- [Saved entries]
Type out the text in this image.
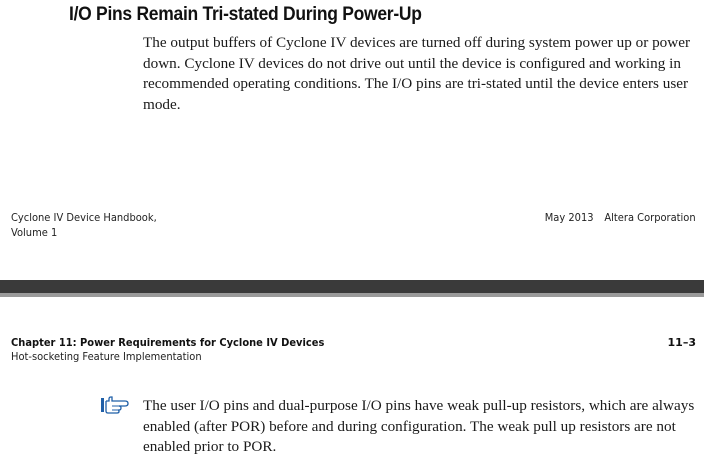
I/O Pins Remain Tri-stated During Power-Up
The output buffers of Cyclone IV devices are turned off during system power up or power down. Cyclone IV devices do not drive out until the device is configured and working in recommended operating conditions. The I/O pins are tri-stated until the device enters user mode.
Cyclone IV Device Handbook,
Volume 1
May 2013 Altera Corporation
Chapter 11: Power Requirements for Cyclone IV Devices
Hot-socketing Feature Implementation
11–3
The user I/O pins and dual-purpose I/O pins have weak pull-up resistors, which are always enabled (after POR) before and during configuration. The weak pull up resistors are not enabled prior to POR.
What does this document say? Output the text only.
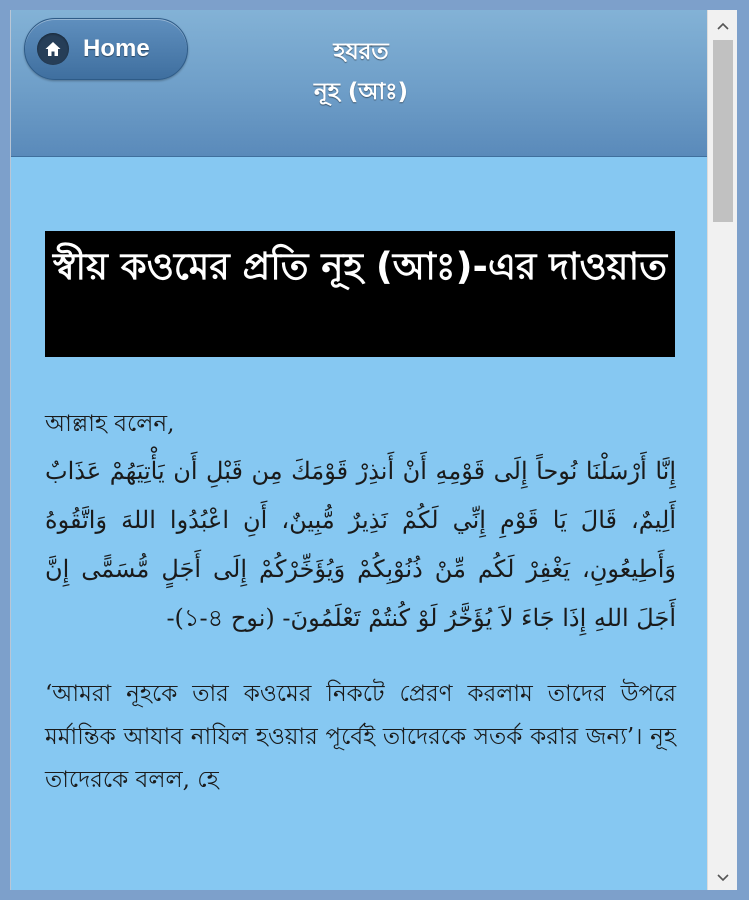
Home	হযরত
নূহ (আঃ)
স্বীয় কওমের প্রতি নূহ (আঃ)-এর দাওয়াত
আল্লাহ বলেন,
إِنَّا أَرْسَلْنَا نُوحاً إِلَى قَوْمِهِ أَنْ أَنذِرْ قَوْمَكَ مِن قَبْلِ أَن يَأْتِيَهُمْ عَذَابٌ أَلِيمٌ، قَالَ يَا قَوْمِ إِنِّي لَكُمْ نَذِيرٌ مُّبِينٌ، أَنِ اعْبُدُوا اللهَ وَاتَّقُوهُ وَأَطِيعُونِ، يَغْفِرْ لَكُم مِّنْ ذُنُوْبِكُمْ وَيُؤَخِّرْكُمْ إِلَى أَجَلٍ مُّسَمًّى إِنَّ أَجَلَ اللهِ إِذَا جَاءَ لاَ يُؤَخَّرُ لَوْ كُنتُمْ تَعْلَمُونَ- (نوح ১-৪)-
‘আমরা নূহকে তার কওমের নিকটে প্রেরণ করলাম তাদের উপরে মর্মান্তিক আযাব নাযিল হওয়ার পূর্বেই তাদেরকে সতর্ক করার জন্য’। নূহ তাদেরকে বলল, হে
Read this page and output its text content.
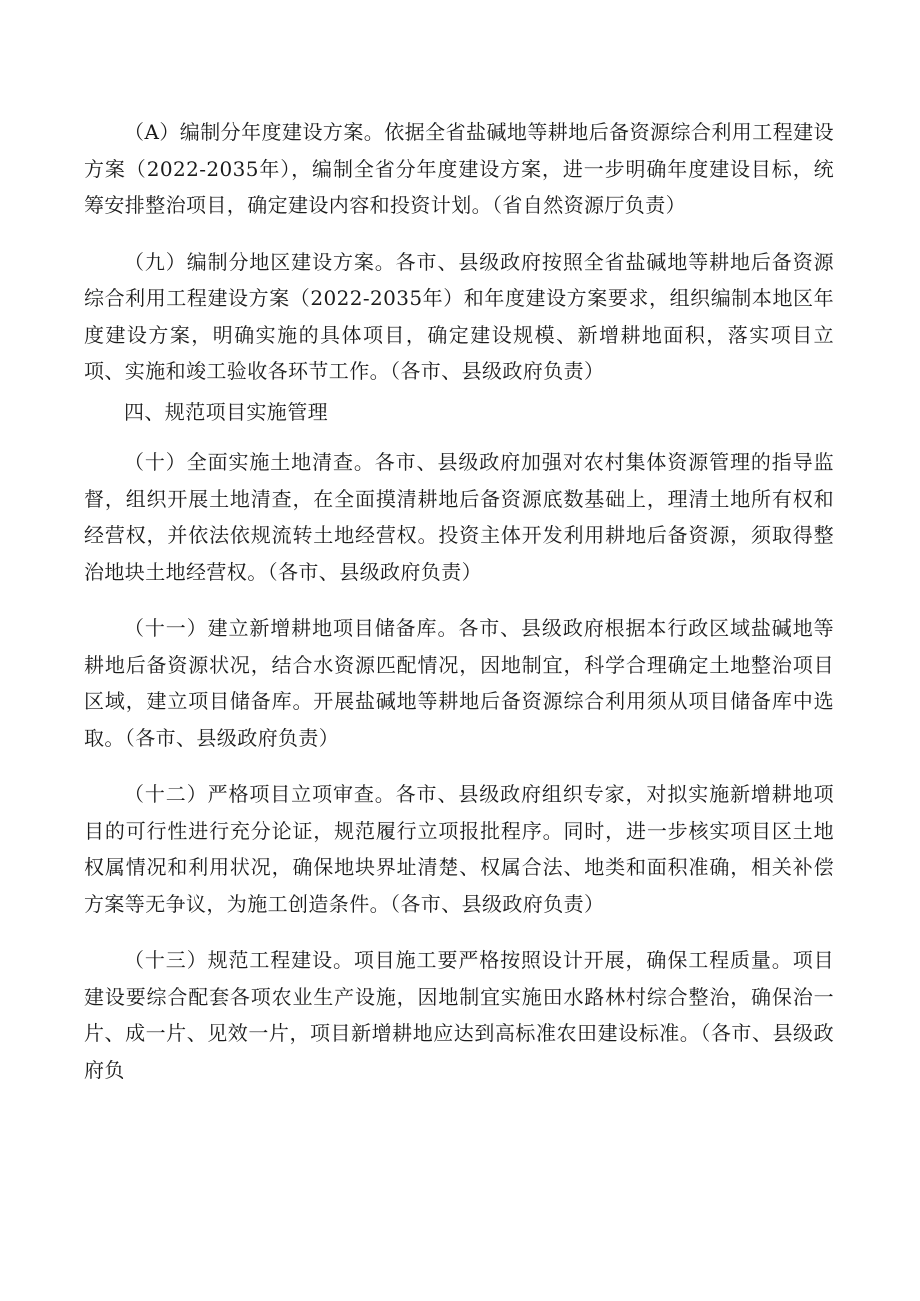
（A）编制分年度建设方案。依据全省盐碱地等耕地后备资源综合利用工程建设方案（2022-2035年），编制全省分年度建设方案，进一步明确年度建设目标，统筹安排整治项目，确定建设内容和投资计划。（省自然资源厅负责）

（九）编制分地区建设方案。各市、县级政府按照全省盐碱地等耕地后备资源综合利用工程建设方案（2022-2035年）和年度建设方案要求，组织编制本地区年度建设方案，明确实施的具体项目，确定建设规模、新增耕地面积，落实项目立项、实施和竣工验收各环节工作。（各市、县级政府负责）

四、规范项目实施管理

（十）全面实施土地清查。各市、县级政府加强对农村集体资源管理的指导监督，组织开展土地清查，在全面摸清耕地后备资源底数基础上，理清土地所有权和经营权，并依法依规流转土地经营权。投资主体开发利用耕地后备资源，须取得整治地块土地经营权。（各市、县级政府负责）

（十一）建立新增耕地项目储备库。各市、县级政府根据本行政区域盐碱地等耕地后备资源状况，结合水资源匹配情况，因地制宜，科学合理确定土地整治项目区域，建立项目储备库。开展盐碱地等耕地后备资源综合利用须从项目储备库中选取。（各市、县级政府负责）

（十二）严格项目立项审查。各市、县级政府组织专家，对拟实施新增耕地项目的可行性进行充分论证，规范履行立项报批程序。同时，进一步核实项目区土地权属情况和利用状况，确保地块界址清楚、权属合法、地类和面积准确，相关补偿方案等无争议，为施工创造条件。（各市、县级政府负责）

（十三）规范工程建设。项目施工要严格按照设计开展，确保工程质量。项目建设要综合配套各项农业生产设施，因地制宜实施田水路林村综合整治，确保治一片、成一片、见效一片，项目新增耕地应达到高标准农田建设标准。（各市、县级政府负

- [The problem]
Print out every entry above without changing a word, and leave out the pictures.

- [Result below]
Type out the text in this image.
I/O Pins Remain Tri-stated During Power-Up
The output buffers of Cyclone IV devices are turned off during system power up or power down. Cyclone IV devices do not drive out until the device is configured and working in recommended operating conditions. The I/O pins are tri-stated until the device enters user mode.
Cyclone IV Device Handbook,
Volume 1
May 2013 Altera Corporation
Chapter 11: Power Requirements for Cyclone IV Devices
Hot-socketing Feature Implementation
11–3
The user I/O pins and dual-purpose I/O pins have weak pull-up resistors, which are always enabled (after POR) before and during configuration. The weak pull up resistors are not enabled prior to POR.
What does this document say? Output the text only.
Home	হযরত
নূহ (আঃ)
স্বীয় কওমের প্রতি নূহ (আঃ)-এর দাওয়াত
আল্লাহ বলেন,
إِنَّا أَرْسَلْنَا نُوحاً إِلَى قَوْمِهِ أَنْ أَنذِرْ قَوْمَكَ مِن قَبْلِ أَن يَأْتِيَهُمْ عَذَابٌ أَلِيمٌ، قَالَ يَا قَوْمِ إِنِّي لَكُمْ نَذِيرٌ مُّبِينٌ، أَنِ اعْبُدُوا اللهَ وَاتَّقُوهُ وَأَطِيعُونِ، يَغْفِرْ لَكُم مِّنْ ذُنُوْبِكُمْ وَيُؤَخِّرْكُمْ إِلَى أَجَلٍ مُّسَمًّى إِنَّ أَجَلَ اللهِ إِذَا جَاءَ لاَ يُؤَخَّرُ لَوْ كُنتُمْ تَعْلَمُونَ- (نوح ১-৪)-
‘আমরা নূহকে তার কওমের নিকটে প্রেরণ করলাম তাদের উপরে মর্মান্তিক আযাব নাযিল হওয়ার পূর্বেই তাদেরকে সতর্ক করার জন্য’। নূহ তাদেরকে বলল, হে
Read this page and output its text content.
（A）编制分年度建设方案。依据全省盐碱地等耕地后备资源综合利用工程建设方案（2022-2035年），编制全省分年度建设方案，进一步明确年度建设目标，统筹安排整治项目，确定建设内容和投资计划。（省自然资源厅负责）

（九）编制分地区建设方案。各市、县级政府按照全省盐碱地等耕地后备资源综合利用工程建设方案（2022-2035年）和年度建设方案要求，组织编制本地区年度建设方案，明确实施的具体项目，确定建设规模、新增耕地面积，落实项目立项、实施和竣工验收各环节工作。（各市、县级政府负责）

四、规范项目实施管理

（十）全面实施土地清查。各市、县级政府加强对农村集体资源管理的指导监督，组织开展土地清查，在全面摸清耕地后备资源底数基础上，理清土地所有权和经营权，并依法依规流转土地经营权。投资主体开发利用耕地后备资源，须取得整治地块土地经营权。（各市、县级政府负责）

（十一）建立新增耕地项目储备库。各市、县级政府根据本行政区域盐碱地等耕地后备资源状况，结合水资源匹配情况，因地制宜，科学合理确定土地整治项目区域，建立项目储备库。开展盐碱地等耕地后备资源综合利用须从项目储备库中选取。（各市、县级政府负责）

（十二）严格项目立项审查。各市、县级政府组织专家，对拟实施新增耕地项目的可行性进行充分论证，规范履行立项报批程序。同时，进一步核实项目区土地权属情况和利用状况，确保地块界址清楚、权属合法、地类和面积准确，相关补偿方案等无争议，为施工创造条件。（各市、县级政府负责）

（十三）规范工程建设。项目施工要严格按照设计开展，确保工程质量。项目建设要综合配套各项农业生产设施，因地制宜实施田水路林村综合整治，确保治一片、成一片、见效一片，项目新增耕地应达到高标准农田建设标准。（各市、县级政府负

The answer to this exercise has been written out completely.